(Dataset items)
════════════════════
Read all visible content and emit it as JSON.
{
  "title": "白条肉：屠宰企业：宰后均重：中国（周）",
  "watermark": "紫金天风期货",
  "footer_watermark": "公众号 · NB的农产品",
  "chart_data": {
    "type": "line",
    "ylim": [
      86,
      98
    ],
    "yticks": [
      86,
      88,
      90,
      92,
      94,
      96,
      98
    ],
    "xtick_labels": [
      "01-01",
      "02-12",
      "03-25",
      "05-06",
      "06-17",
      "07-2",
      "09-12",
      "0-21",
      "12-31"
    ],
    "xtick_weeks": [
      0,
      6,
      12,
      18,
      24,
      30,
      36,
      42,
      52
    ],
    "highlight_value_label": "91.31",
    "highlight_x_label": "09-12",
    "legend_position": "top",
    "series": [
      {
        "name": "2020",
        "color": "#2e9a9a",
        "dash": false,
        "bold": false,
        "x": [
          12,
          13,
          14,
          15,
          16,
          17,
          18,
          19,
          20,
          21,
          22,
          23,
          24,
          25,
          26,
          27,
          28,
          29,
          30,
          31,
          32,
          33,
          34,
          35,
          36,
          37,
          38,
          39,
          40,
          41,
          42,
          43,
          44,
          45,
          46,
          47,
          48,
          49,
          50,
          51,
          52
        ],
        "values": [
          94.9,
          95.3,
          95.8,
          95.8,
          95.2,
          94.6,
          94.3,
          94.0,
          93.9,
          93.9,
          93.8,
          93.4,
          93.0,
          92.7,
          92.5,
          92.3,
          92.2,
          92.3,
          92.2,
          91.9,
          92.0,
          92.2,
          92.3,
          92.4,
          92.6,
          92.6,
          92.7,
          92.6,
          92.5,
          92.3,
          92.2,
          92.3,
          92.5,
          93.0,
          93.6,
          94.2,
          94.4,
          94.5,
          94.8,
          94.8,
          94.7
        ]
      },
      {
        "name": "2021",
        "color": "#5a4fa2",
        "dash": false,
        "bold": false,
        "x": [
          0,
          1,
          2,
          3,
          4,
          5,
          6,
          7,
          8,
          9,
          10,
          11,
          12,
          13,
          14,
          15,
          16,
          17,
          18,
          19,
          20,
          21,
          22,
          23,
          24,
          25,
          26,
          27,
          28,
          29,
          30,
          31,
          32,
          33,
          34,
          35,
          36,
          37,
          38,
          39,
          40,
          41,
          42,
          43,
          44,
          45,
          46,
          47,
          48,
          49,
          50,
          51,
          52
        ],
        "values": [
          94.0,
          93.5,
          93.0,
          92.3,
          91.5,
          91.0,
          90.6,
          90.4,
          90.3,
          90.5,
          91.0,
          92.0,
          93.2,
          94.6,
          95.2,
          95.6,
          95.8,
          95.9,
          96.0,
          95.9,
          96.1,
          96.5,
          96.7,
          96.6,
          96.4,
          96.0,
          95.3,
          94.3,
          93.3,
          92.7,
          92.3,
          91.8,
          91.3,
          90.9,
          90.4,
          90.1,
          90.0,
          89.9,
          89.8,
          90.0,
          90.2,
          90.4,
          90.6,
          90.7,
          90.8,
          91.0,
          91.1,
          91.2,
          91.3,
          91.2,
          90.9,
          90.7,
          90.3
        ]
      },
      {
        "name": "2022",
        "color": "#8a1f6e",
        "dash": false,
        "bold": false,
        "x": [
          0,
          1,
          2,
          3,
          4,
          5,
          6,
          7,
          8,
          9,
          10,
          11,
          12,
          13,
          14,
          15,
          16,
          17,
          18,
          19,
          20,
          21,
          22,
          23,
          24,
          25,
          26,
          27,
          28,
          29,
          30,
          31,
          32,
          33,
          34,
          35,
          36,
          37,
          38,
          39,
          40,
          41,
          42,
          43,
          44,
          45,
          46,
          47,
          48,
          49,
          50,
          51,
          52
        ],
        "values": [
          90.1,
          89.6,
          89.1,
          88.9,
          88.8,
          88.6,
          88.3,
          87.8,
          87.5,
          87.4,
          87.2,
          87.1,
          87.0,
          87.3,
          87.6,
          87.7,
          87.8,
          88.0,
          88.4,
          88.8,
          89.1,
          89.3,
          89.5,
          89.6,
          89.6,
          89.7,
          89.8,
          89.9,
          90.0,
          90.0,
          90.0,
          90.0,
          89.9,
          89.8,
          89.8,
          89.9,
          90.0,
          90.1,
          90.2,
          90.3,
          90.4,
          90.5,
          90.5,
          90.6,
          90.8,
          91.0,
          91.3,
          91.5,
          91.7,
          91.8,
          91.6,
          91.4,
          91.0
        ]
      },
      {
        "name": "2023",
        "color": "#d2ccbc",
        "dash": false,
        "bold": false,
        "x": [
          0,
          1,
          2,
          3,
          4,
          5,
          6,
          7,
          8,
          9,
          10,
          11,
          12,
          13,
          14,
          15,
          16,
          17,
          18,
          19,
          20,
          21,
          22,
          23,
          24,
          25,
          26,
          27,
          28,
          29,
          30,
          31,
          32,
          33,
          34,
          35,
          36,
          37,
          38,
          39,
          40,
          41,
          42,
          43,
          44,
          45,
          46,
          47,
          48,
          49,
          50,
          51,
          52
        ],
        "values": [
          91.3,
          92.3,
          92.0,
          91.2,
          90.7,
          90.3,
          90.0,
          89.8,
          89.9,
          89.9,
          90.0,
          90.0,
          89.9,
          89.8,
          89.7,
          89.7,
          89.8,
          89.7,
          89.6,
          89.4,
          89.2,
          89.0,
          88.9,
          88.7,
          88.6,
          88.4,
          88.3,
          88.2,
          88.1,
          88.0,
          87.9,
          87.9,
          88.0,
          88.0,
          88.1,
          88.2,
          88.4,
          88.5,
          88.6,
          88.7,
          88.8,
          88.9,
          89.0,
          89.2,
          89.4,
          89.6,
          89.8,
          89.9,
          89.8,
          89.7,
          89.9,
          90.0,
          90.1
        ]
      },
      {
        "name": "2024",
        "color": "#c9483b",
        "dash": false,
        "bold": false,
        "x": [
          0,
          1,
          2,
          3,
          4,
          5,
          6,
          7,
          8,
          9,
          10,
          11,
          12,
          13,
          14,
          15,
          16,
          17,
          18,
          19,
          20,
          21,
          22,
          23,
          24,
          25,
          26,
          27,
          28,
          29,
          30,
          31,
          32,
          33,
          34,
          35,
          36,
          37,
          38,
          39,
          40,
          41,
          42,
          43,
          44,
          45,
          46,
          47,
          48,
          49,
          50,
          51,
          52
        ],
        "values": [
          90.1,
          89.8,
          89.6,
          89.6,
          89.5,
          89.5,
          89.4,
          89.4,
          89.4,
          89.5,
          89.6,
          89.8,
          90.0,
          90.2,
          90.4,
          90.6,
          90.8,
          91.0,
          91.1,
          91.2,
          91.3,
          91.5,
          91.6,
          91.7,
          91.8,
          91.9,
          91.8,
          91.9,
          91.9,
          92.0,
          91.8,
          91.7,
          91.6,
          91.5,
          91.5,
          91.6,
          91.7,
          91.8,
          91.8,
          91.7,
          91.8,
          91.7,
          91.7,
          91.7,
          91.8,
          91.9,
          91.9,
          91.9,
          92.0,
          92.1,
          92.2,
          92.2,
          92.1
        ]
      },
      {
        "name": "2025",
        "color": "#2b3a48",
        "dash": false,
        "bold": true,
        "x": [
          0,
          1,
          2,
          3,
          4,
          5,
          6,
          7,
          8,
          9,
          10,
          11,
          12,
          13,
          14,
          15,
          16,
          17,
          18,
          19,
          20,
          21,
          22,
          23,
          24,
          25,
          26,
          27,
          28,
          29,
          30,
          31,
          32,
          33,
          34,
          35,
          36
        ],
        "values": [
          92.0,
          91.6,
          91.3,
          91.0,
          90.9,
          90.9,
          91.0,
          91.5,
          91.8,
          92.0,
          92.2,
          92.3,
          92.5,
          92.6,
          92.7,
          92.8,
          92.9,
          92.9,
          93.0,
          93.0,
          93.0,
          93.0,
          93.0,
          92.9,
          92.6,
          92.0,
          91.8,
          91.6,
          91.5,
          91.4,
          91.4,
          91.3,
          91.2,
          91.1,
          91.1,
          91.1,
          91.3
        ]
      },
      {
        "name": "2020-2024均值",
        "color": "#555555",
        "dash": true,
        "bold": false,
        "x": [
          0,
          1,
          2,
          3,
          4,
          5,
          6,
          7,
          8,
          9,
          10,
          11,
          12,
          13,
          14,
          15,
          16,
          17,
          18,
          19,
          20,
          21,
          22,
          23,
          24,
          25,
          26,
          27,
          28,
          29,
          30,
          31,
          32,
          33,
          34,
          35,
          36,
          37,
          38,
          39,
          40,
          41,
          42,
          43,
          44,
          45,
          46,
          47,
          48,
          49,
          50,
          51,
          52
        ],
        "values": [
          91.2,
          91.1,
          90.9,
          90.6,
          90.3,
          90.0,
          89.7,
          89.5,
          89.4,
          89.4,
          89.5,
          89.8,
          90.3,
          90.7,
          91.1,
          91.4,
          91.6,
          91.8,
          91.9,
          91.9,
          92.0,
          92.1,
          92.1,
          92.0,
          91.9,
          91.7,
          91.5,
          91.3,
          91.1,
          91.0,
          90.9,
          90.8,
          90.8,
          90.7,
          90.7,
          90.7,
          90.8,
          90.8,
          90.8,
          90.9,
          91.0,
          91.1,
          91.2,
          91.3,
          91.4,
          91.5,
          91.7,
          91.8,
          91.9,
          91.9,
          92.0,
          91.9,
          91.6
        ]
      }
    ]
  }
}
════════════════════
Aim
What is the number of lines in the listing that contain the string "color"? Reply with that number alone.

Completed task
7